Set exercise
Every line that contains the word "autotuning" should be copied out.

[Data entries for graphics]
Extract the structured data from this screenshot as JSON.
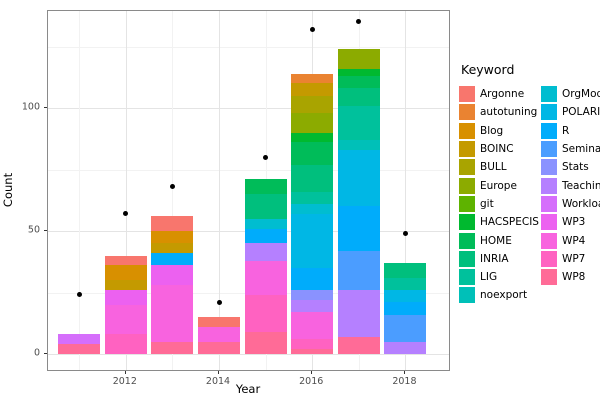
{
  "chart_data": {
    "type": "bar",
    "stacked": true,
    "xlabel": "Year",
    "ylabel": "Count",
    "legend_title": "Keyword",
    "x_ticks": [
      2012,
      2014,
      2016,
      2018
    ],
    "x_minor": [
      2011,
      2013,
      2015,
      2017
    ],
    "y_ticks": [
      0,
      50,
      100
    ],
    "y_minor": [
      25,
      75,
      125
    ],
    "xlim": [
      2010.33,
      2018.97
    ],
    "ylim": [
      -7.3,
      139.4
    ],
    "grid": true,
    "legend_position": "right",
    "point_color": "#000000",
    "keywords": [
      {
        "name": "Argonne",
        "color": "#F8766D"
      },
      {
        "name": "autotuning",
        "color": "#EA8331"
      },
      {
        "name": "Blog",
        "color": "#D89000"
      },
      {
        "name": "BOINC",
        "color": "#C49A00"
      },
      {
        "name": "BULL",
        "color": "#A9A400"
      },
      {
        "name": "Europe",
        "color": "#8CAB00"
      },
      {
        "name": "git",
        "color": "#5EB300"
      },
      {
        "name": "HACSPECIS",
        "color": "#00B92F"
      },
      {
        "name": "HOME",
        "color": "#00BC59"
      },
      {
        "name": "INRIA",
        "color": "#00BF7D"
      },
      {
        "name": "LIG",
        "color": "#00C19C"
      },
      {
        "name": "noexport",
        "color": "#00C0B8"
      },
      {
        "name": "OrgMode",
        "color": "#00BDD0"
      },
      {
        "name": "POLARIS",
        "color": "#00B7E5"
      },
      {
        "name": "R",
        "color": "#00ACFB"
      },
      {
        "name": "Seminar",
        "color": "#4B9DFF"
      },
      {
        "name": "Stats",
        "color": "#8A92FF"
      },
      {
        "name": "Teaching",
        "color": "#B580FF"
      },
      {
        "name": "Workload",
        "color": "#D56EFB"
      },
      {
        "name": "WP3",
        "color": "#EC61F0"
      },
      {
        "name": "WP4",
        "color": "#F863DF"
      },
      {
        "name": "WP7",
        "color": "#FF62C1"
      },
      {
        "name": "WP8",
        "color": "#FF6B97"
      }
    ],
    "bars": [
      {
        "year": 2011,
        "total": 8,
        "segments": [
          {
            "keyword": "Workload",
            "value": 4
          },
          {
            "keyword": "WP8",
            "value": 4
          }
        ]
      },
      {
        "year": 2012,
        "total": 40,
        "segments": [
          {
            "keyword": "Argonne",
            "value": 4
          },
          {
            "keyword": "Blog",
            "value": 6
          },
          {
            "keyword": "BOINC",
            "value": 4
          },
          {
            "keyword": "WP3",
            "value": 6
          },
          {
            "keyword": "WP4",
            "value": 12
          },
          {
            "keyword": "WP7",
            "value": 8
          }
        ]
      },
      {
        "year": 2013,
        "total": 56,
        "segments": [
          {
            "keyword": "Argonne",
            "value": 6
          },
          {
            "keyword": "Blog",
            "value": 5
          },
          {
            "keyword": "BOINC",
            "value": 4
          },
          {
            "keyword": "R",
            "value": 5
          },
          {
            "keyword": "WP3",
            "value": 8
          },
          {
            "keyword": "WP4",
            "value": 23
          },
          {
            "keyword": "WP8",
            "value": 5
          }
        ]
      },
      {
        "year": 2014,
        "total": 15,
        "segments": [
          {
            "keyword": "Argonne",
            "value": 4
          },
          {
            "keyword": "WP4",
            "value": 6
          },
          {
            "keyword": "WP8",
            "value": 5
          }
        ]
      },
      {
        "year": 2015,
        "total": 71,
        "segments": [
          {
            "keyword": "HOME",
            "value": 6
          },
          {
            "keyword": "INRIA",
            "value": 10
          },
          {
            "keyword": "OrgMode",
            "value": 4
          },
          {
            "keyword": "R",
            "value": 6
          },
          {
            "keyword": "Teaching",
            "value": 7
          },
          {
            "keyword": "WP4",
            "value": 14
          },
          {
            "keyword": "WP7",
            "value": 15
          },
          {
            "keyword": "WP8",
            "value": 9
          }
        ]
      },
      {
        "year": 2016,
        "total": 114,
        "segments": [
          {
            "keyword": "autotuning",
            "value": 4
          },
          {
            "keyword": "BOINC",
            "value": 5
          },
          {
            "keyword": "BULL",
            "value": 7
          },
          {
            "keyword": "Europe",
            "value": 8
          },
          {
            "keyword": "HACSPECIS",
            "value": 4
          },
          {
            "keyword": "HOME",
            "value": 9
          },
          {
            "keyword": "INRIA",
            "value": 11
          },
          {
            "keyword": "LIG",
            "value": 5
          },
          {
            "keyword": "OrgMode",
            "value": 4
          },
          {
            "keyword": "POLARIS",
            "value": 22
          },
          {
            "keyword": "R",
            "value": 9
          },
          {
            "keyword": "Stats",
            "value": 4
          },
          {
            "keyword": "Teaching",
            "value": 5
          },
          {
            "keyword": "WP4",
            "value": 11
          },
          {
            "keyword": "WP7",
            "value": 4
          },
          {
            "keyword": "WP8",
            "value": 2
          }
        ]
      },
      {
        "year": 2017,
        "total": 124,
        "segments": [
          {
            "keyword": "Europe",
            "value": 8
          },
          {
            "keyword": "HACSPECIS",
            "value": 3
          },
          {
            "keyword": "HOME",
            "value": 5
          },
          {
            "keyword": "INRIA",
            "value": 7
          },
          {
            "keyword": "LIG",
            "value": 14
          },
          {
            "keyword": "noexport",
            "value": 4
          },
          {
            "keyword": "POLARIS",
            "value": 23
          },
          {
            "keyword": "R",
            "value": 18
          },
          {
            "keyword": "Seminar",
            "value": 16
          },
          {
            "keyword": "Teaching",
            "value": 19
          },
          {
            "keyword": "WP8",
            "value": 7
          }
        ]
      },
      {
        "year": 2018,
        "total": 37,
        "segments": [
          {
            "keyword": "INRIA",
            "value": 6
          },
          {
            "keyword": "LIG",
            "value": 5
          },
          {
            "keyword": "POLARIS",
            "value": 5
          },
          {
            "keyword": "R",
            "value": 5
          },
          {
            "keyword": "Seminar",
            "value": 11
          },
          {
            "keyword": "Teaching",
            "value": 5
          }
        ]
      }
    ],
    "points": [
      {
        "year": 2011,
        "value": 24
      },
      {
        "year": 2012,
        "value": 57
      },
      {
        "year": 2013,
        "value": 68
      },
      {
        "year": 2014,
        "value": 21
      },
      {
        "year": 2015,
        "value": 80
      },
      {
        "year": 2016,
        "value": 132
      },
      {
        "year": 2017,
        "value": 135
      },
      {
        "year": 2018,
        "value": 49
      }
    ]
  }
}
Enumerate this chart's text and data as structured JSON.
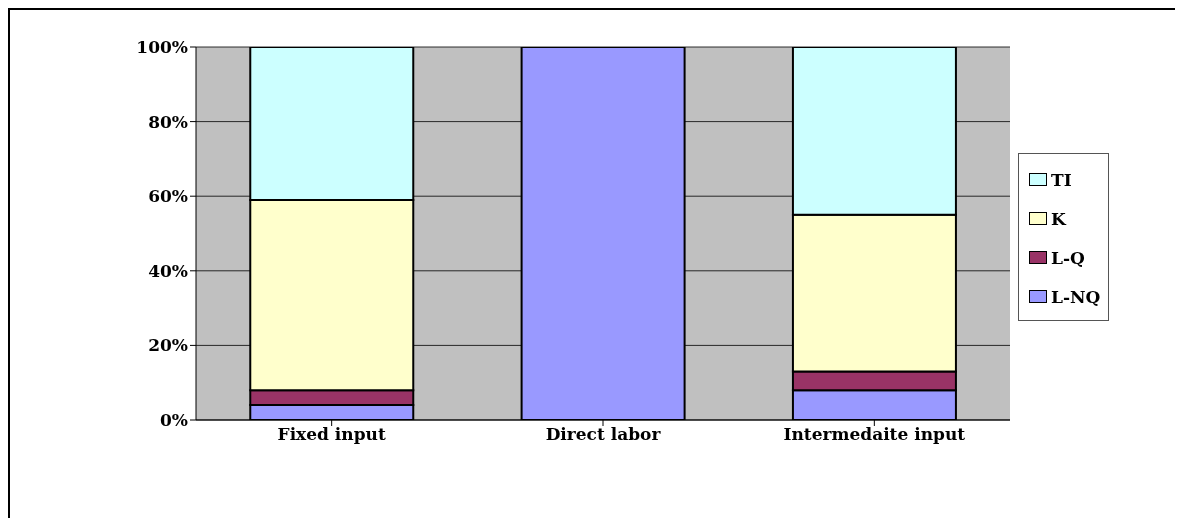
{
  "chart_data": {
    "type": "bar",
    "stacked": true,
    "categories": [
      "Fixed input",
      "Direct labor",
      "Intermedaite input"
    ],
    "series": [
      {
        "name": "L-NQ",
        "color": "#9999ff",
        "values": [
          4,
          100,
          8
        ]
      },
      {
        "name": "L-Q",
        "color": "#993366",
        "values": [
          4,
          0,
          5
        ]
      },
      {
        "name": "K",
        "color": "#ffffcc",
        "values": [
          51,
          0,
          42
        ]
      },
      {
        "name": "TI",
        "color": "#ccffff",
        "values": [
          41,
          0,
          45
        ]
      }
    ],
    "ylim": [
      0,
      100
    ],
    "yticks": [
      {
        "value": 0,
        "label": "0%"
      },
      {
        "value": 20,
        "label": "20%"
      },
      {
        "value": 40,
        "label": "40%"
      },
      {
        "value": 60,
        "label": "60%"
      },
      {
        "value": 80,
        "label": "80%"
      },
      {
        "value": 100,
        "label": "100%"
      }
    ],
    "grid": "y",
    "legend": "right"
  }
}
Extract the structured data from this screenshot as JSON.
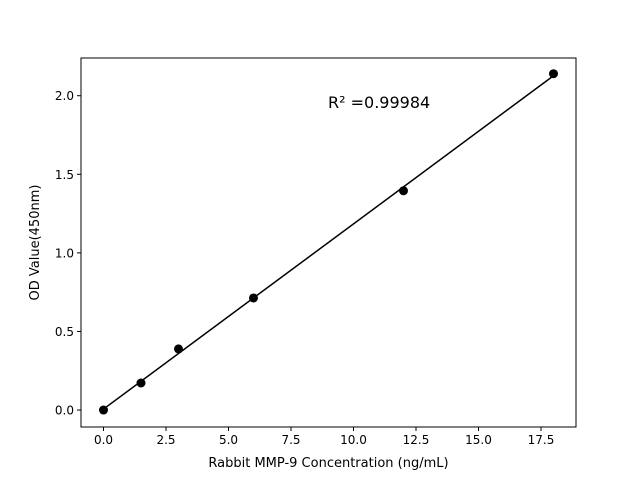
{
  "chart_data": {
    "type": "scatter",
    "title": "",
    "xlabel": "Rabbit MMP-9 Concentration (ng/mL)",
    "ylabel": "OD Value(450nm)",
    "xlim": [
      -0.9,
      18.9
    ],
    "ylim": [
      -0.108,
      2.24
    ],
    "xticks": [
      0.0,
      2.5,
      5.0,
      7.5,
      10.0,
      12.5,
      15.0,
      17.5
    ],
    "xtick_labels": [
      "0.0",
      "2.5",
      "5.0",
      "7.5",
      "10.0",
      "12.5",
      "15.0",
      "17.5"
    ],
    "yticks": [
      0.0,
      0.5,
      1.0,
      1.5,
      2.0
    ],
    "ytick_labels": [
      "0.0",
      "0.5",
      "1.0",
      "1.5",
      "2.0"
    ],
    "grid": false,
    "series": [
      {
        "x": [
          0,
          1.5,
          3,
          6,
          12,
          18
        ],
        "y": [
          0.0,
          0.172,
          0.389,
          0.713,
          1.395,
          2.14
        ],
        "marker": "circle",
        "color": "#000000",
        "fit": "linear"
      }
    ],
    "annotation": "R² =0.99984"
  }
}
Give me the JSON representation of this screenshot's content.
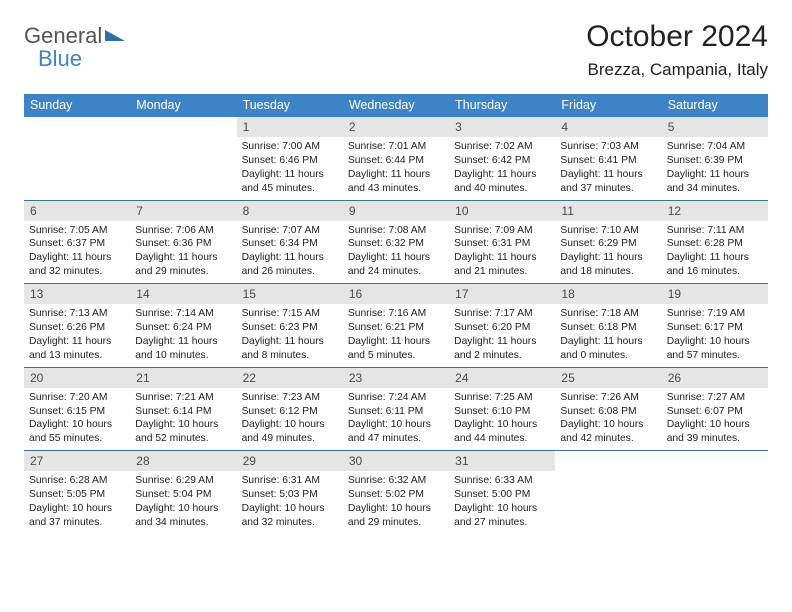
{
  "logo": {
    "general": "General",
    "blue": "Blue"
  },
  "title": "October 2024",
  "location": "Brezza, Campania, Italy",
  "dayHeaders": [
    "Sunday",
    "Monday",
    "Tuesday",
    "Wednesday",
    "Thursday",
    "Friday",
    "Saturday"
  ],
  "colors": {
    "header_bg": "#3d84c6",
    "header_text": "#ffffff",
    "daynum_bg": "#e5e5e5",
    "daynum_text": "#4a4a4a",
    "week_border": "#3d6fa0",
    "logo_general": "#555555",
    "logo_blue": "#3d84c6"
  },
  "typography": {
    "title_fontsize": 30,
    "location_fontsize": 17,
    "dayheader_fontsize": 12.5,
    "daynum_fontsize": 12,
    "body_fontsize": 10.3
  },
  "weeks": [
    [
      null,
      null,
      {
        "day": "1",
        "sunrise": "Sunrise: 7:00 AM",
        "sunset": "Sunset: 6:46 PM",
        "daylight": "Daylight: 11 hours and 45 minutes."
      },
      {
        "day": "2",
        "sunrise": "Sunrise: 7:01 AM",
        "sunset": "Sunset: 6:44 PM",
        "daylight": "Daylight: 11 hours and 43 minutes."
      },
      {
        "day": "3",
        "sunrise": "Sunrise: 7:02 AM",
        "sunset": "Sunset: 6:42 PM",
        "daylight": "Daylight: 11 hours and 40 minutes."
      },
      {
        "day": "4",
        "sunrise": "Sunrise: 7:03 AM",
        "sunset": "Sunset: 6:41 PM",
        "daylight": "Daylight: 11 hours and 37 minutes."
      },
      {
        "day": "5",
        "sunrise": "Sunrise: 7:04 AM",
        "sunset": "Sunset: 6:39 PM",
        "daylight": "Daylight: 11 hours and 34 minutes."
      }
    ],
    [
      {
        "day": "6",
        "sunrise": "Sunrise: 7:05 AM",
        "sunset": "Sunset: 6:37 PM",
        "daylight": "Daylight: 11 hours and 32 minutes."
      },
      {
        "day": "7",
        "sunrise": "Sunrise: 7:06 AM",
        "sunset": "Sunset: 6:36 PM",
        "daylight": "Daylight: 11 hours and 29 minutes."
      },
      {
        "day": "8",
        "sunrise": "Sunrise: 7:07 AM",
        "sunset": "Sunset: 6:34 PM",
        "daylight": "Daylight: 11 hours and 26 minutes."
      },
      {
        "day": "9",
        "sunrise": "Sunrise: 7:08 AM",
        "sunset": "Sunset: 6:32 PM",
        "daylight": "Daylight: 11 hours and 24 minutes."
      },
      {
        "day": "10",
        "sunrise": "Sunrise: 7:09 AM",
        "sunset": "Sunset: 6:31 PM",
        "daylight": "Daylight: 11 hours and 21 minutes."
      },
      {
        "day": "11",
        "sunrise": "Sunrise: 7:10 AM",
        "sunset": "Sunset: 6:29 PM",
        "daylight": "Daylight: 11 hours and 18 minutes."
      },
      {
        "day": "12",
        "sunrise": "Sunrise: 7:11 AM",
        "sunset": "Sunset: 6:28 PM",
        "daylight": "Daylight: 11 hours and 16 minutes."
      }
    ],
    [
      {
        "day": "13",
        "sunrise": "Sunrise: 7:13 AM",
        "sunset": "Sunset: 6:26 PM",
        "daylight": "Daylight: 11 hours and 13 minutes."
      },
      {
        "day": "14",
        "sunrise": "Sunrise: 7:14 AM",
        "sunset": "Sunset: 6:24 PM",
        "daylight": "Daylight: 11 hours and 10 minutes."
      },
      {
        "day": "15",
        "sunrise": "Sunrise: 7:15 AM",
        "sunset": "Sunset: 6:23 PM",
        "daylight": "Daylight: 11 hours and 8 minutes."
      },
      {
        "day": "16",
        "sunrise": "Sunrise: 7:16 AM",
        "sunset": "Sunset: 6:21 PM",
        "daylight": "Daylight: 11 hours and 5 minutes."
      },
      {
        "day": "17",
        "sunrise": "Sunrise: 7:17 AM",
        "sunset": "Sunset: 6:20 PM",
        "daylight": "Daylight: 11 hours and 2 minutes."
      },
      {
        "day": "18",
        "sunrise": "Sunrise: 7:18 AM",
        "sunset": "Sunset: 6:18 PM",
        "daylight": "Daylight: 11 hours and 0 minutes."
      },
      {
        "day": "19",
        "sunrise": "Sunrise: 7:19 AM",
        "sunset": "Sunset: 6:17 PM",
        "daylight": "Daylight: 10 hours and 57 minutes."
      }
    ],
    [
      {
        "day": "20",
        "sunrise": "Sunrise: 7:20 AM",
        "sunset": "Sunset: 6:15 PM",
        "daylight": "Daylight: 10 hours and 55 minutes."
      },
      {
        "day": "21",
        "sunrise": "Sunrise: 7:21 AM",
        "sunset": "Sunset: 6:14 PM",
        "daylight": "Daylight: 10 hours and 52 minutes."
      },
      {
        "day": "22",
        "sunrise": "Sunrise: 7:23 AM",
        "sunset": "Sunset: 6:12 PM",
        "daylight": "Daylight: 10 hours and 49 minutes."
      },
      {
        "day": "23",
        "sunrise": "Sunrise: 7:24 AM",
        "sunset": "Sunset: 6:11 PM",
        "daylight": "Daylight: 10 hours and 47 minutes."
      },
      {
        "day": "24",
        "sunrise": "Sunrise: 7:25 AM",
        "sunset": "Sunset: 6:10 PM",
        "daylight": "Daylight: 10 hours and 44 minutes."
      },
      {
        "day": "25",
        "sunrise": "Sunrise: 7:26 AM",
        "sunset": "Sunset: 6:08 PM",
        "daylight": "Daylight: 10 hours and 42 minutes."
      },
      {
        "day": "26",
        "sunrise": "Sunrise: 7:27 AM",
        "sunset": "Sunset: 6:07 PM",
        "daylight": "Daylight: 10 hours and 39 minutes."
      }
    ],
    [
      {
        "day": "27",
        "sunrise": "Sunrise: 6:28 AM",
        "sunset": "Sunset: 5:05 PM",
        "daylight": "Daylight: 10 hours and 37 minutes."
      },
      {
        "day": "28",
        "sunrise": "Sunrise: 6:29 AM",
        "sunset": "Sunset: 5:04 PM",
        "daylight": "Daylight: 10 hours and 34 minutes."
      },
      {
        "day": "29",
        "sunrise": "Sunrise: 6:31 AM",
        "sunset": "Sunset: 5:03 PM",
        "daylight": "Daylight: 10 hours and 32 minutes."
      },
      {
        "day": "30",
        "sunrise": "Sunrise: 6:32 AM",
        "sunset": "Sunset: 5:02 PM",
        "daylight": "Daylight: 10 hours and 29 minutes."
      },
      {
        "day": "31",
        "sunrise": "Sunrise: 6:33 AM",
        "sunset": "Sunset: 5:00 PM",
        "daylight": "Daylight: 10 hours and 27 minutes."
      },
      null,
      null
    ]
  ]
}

Solution
        "name": "autotuning",
            "keyword": "autotuning",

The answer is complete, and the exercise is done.